WHAT TO DO >>
Copy out each line containing "Member" from the entries below.

━━ DATA TO USE

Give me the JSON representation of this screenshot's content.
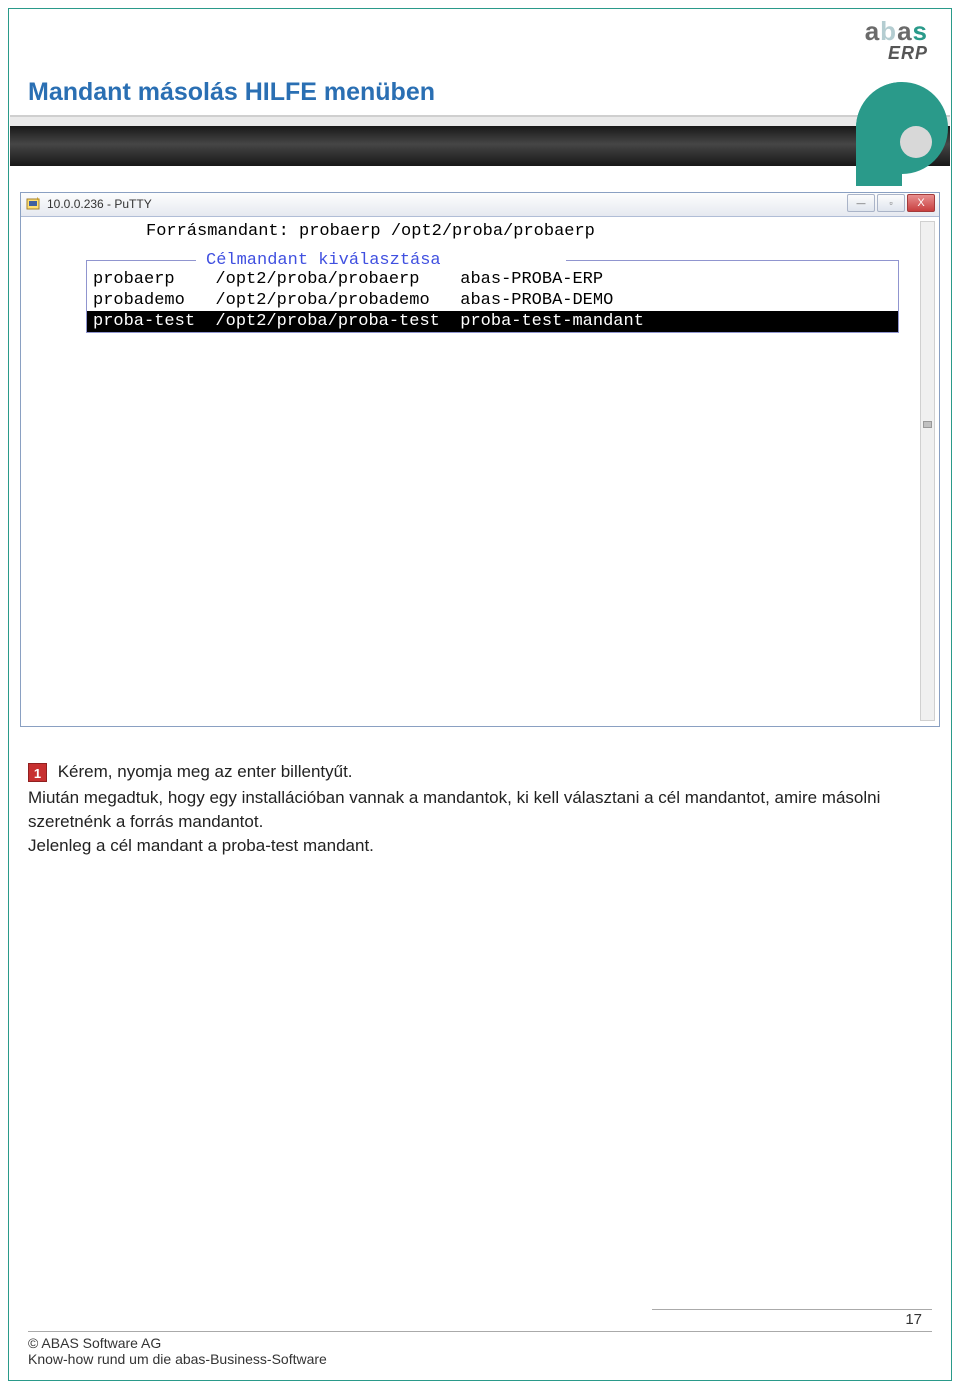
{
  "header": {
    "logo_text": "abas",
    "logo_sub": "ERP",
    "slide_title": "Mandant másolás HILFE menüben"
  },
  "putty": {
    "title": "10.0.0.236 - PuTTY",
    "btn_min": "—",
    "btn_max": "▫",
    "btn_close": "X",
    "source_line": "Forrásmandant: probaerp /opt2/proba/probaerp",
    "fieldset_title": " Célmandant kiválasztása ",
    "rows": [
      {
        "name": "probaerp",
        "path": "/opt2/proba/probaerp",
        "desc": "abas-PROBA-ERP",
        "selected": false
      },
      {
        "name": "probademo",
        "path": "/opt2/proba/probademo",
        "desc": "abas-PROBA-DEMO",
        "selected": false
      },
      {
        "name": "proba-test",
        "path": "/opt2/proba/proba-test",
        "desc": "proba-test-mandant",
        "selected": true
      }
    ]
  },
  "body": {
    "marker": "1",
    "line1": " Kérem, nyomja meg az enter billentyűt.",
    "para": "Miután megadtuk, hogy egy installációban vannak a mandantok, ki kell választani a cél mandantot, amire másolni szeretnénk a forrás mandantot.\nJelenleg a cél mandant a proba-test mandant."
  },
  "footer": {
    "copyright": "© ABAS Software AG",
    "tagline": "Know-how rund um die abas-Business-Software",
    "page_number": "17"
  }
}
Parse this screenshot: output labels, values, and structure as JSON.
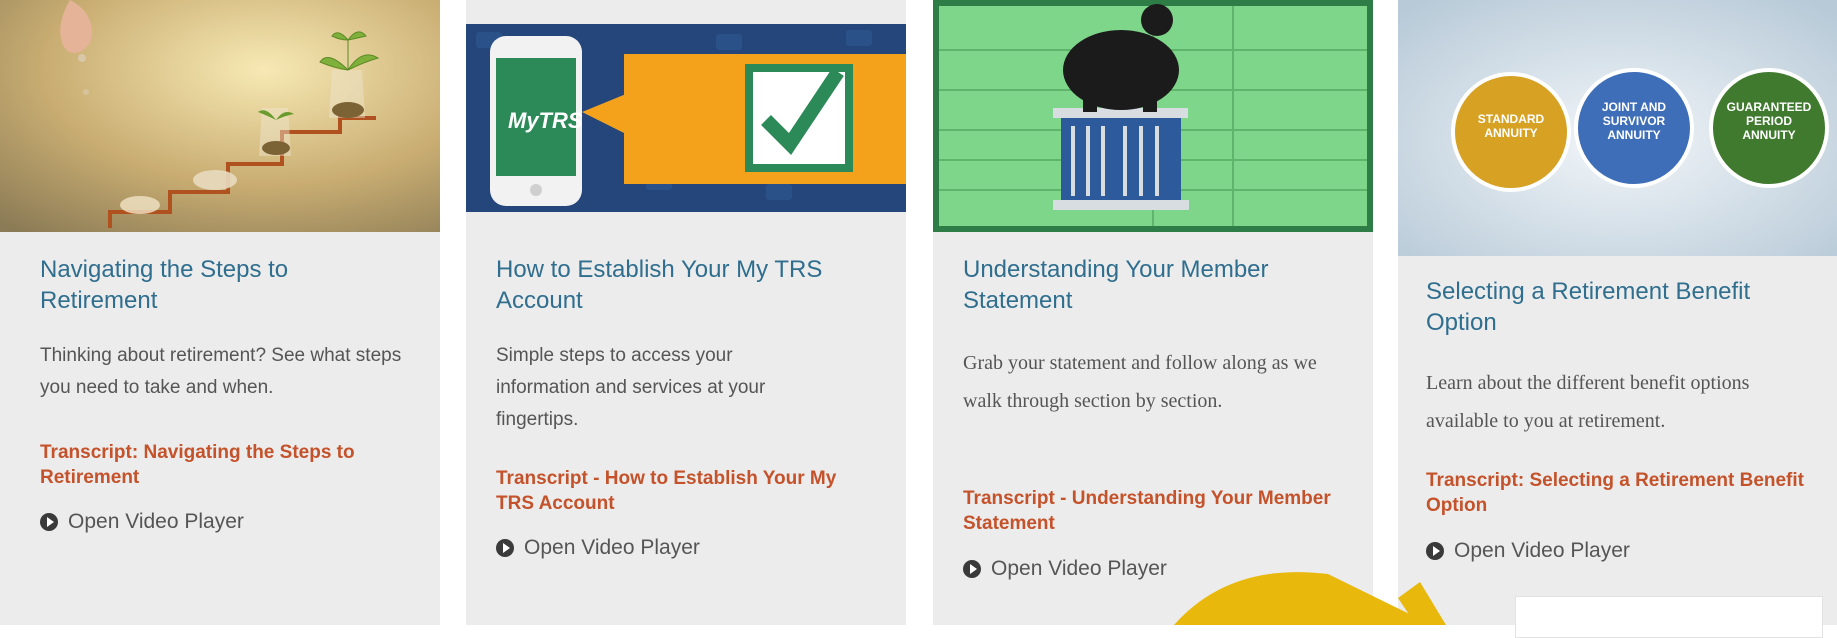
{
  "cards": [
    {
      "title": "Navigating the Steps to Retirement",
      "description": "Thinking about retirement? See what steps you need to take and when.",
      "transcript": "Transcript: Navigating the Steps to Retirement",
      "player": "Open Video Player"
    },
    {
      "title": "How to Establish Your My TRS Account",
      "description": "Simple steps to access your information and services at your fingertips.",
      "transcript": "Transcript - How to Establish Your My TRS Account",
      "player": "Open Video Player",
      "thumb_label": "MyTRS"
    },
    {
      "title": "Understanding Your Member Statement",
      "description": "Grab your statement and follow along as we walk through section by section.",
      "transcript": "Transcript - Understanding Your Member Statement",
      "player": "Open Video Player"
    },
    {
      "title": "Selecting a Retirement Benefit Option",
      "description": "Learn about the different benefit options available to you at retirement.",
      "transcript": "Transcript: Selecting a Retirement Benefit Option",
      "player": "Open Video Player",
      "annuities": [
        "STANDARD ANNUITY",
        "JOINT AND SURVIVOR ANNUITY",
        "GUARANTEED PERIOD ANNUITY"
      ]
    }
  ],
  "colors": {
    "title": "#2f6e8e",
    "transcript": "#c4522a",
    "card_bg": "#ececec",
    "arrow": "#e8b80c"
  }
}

━━━━

RESPONSE TO THIS TASK >>
      "title": "Understanding Your Member Statement",
      "transcript": "Transcript - Understanding Your Member Statement",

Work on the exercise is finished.